• Aim of the task: List each line holding the string "colorbar".

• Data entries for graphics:

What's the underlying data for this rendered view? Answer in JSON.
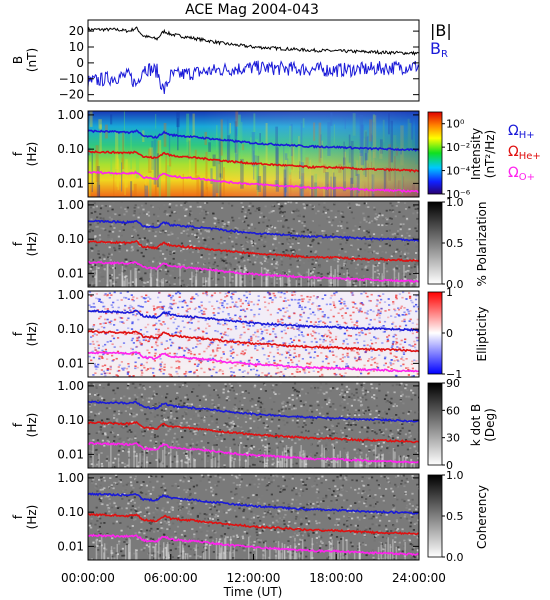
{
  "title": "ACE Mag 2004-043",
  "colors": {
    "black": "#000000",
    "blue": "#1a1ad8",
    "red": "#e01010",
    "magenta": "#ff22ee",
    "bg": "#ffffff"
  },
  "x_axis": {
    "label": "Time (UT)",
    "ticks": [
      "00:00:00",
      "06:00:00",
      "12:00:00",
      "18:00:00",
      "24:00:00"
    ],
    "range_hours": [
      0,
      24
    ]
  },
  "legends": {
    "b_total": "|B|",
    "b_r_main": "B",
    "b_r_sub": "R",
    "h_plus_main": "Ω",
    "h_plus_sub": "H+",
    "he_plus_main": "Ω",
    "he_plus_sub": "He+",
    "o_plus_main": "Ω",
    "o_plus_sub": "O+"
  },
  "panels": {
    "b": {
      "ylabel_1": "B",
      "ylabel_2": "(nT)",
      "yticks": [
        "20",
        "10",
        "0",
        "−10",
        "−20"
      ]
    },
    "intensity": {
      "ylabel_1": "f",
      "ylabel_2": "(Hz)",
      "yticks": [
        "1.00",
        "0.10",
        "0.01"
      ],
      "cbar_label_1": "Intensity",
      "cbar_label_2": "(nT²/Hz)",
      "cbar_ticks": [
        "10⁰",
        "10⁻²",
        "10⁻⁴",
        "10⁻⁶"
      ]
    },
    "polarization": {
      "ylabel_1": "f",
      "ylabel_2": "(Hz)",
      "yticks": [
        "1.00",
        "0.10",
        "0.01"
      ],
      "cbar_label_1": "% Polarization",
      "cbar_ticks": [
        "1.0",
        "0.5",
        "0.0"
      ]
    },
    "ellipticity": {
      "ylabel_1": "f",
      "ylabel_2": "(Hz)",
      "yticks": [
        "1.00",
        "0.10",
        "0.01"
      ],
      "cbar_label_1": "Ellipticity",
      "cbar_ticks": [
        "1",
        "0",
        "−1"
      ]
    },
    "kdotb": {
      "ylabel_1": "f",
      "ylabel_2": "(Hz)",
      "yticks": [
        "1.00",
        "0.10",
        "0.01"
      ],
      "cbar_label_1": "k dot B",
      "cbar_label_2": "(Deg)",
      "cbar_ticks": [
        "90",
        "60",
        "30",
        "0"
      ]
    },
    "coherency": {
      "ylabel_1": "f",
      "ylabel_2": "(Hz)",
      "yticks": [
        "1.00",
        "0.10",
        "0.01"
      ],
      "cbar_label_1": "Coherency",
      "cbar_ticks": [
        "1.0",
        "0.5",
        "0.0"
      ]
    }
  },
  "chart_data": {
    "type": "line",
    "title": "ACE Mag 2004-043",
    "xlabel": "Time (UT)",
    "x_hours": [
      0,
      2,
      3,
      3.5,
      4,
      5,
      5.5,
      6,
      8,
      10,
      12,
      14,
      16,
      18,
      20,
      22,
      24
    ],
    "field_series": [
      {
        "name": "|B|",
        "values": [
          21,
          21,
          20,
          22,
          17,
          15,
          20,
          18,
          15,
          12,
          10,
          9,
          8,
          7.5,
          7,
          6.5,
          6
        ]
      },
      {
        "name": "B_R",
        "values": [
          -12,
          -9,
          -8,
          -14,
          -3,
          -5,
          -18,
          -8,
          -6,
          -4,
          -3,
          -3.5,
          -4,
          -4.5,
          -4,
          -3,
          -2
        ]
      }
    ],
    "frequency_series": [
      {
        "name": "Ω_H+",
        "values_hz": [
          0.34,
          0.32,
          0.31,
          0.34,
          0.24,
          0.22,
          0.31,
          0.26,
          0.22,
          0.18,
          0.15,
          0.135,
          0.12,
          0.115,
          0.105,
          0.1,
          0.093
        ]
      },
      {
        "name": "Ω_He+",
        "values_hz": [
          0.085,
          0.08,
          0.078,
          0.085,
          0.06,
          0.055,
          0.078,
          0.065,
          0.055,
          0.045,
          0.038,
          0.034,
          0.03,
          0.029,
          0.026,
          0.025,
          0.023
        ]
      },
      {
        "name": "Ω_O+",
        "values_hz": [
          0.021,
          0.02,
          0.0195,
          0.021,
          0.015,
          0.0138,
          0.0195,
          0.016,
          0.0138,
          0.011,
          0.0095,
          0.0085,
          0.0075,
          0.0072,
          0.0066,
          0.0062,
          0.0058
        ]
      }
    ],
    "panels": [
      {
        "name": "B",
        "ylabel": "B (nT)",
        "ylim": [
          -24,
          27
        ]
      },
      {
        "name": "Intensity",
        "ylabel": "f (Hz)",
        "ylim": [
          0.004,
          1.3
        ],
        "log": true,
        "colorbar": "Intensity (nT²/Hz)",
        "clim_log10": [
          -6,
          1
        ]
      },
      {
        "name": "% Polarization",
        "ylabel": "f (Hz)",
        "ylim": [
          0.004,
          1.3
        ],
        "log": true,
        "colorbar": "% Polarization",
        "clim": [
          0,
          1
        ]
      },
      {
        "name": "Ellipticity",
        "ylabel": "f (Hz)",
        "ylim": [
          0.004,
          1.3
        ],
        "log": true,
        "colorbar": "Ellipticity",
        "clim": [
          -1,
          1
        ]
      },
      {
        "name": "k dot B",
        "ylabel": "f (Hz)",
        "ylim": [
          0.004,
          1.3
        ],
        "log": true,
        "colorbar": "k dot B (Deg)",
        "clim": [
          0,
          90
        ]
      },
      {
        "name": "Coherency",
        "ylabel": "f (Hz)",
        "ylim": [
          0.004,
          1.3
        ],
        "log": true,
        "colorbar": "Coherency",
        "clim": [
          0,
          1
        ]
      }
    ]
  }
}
--
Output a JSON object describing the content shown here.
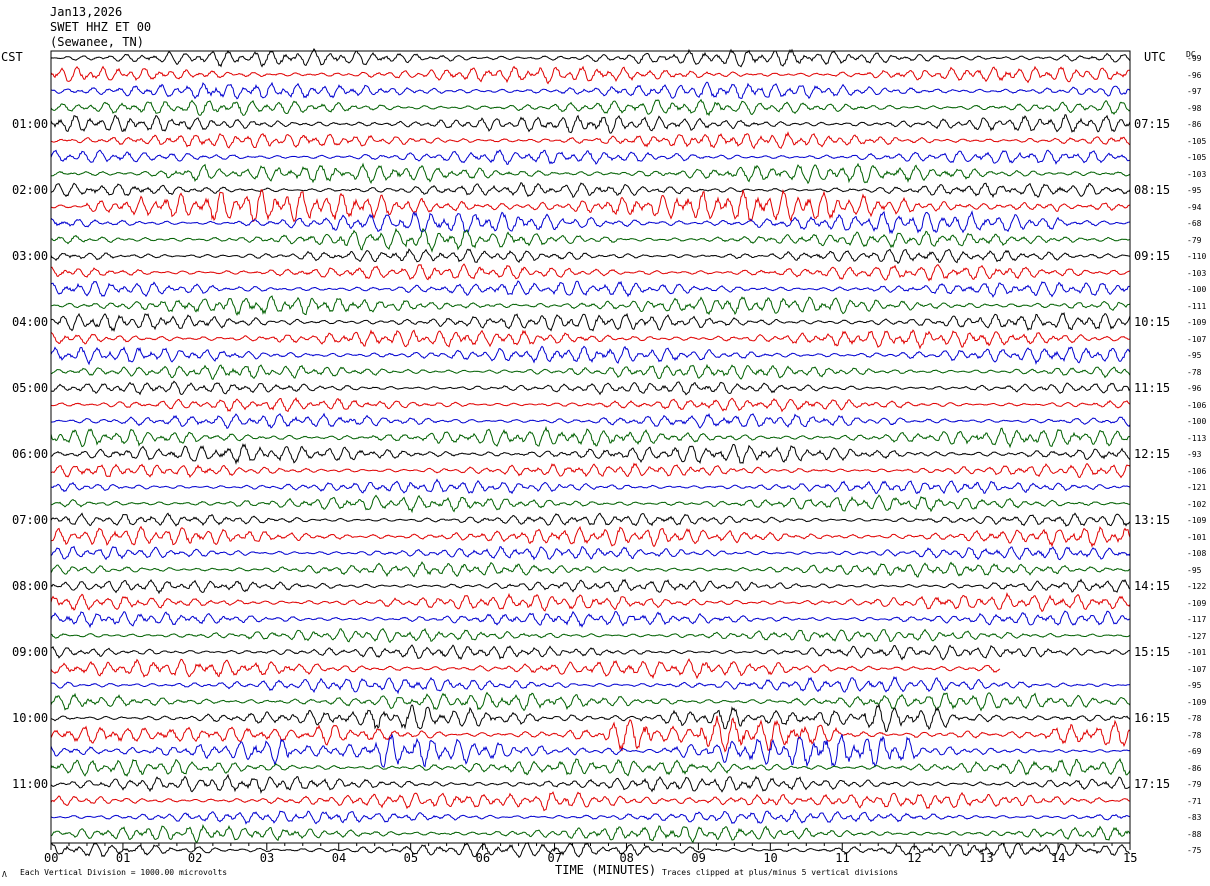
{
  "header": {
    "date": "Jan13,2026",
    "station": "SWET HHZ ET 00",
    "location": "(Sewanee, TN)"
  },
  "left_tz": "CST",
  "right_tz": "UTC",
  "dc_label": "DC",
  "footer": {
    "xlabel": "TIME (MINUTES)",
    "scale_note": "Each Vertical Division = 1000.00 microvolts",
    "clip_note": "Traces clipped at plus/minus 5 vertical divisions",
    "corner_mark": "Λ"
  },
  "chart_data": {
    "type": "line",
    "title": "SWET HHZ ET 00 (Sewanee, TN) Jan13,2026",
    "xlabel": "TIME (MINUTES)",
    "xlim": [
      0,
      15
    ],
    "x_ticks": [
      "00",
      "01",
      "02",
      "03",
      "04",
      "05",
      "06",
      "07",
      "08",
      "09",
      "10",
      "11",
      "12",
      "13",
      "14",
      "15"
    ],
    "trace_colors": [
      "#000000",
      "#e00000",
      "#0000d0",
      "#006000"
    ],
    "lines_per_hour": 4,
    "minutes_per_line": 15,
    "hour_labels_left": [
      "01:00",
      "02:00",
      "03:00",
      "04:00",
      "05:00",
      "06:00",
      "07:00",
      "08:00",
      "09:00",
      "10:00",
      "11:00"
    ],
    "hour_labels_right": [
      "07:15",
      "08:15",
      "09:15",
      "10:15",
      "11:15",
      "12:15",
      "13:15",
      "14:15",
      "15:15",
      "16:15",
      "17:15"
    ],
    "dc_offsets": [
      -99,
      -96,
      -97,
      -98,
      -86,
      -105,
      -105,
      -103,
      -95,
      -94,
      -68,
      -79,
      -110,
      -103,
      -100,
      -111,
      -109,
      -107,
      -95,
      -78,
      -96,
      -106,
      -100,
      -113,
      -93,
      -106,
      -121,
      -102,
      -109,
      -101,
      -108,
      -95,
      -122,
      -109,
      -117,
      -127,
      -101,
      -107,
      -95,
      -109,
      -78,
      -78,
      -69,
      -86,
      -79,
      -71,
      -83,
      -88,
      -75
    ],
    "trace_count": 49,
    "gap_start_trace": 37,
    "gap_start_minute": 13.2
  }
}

• Solution to the problem:
        "colorbar": "Intensity (nT²/Hz)",
        "colorbar": "% Polarization",
        "colorbar": "Ellipticity",
        "colorbar": "k dot B (Deg)",
        "colorbar": "Coherency",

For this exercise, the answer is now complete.